%%

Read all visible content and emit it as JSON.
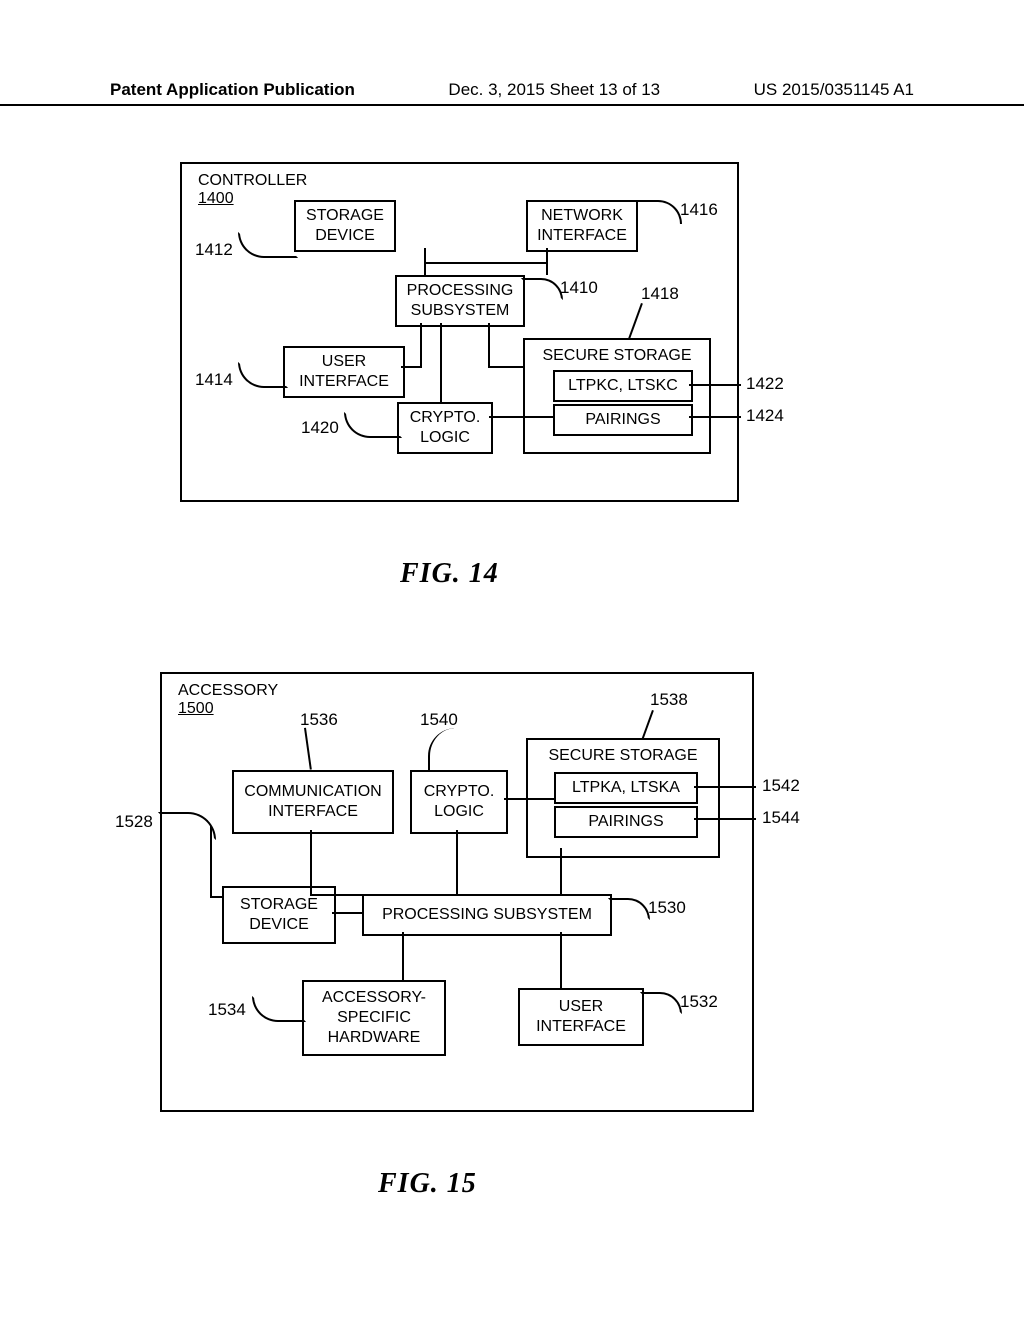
{
  "header": {
    "left": "Patent Application Publication",
    "center": "Dec. 3, 2015  Sheet 13 of 13",
    "right": "US 2015/0351145 A1"
  },
  "fig14": {
    "title": "CONTROLLER",
    "ref": "1400",
    "caption": "FIG. 14",
    "blocks": {
      "storage": "STORAGE\nDEVICE",
      "network": "NETWORK\nINTERFACE",
      "processing": "PROCESSING\nSUBSYSTEM",
      "user_if": "USER\nINTERFACE",
      "secure": "SECURE STORAGE",
      "ltpkc": "LTPKC, LTSKC",
      "pairings": "PAIRINGS",
      "crypto": "CRYPTO.\nLOGIC"
    },
    "refs": {
      "r1416": "1416",
      "r1412": "1412",
      "r1410": "1410",
      "r1418": "1418",
      "r1414": "1414",
      "r1422": "1422",
      "r1424": "1424",
      "r1420": "1420"
    }
  },
  "fig15": {
    "title": "ACCESSORY",
    "ref": "1500",
    "caption": "FIG. 15",
    "blocks": {
      "comm": "COMMUNICATION\nINTERFACE",
      "crypto": "CRYPTO.\nLOGIC",
      "secure": "SECURE STORAGE",
      "ltpka": "LTPKA, LTSKA",
      "pairings": "PAIRINGS",
      "storage": "STORAGE\nDEVICE",
      "processing": "PROCESSING SUBSYSTEM",
      "acc_hw": "ACCESSORY-\nSPECIFIC\nHARDWARE",
      "user_if": "USER\nINTERFACE"
    },
    "refs": {
      "r1538": "1538",
      "r1536": "1536",
      "r1540": "1540",
      "r1528": "1528",
      "r1542": "1542",
      "r1544": "1544",
      "r1530": "1530",
      "r1534": "1534",
      "r1532": "1532"
    }
  }
}
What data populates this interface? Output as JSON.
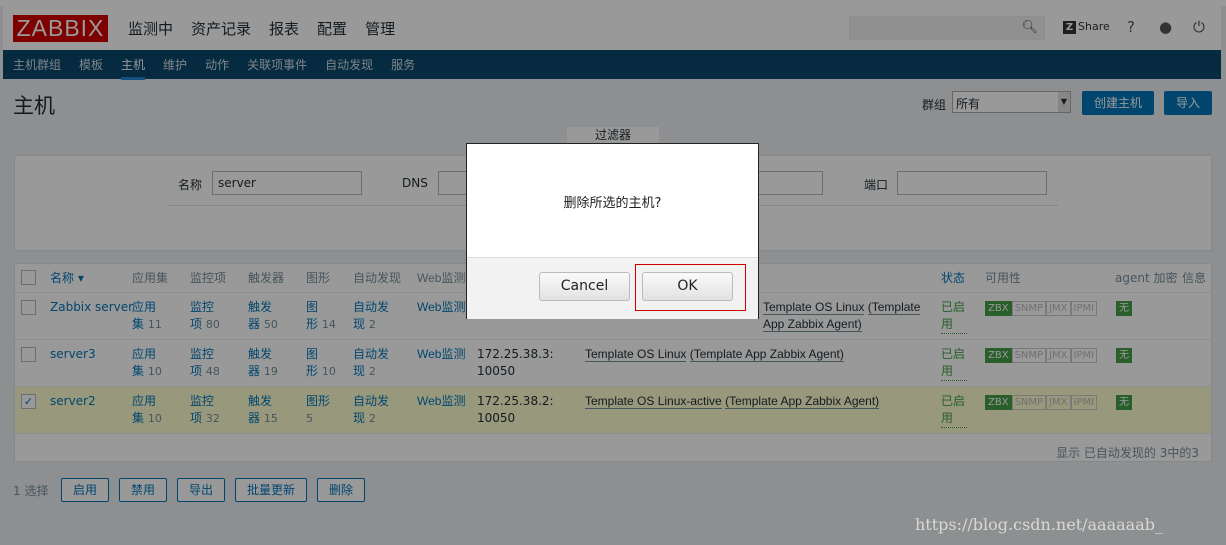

%%

■ **WORK TO DO**
Identify every line above that includes the word "ACCESSORY", and show those lines.

■ **WRITTEN RESPONSE**
    "title": "ACCESSORY",
      "acc_hw": "ACCESSORY-\nSPECIFIC\nHARDWARE",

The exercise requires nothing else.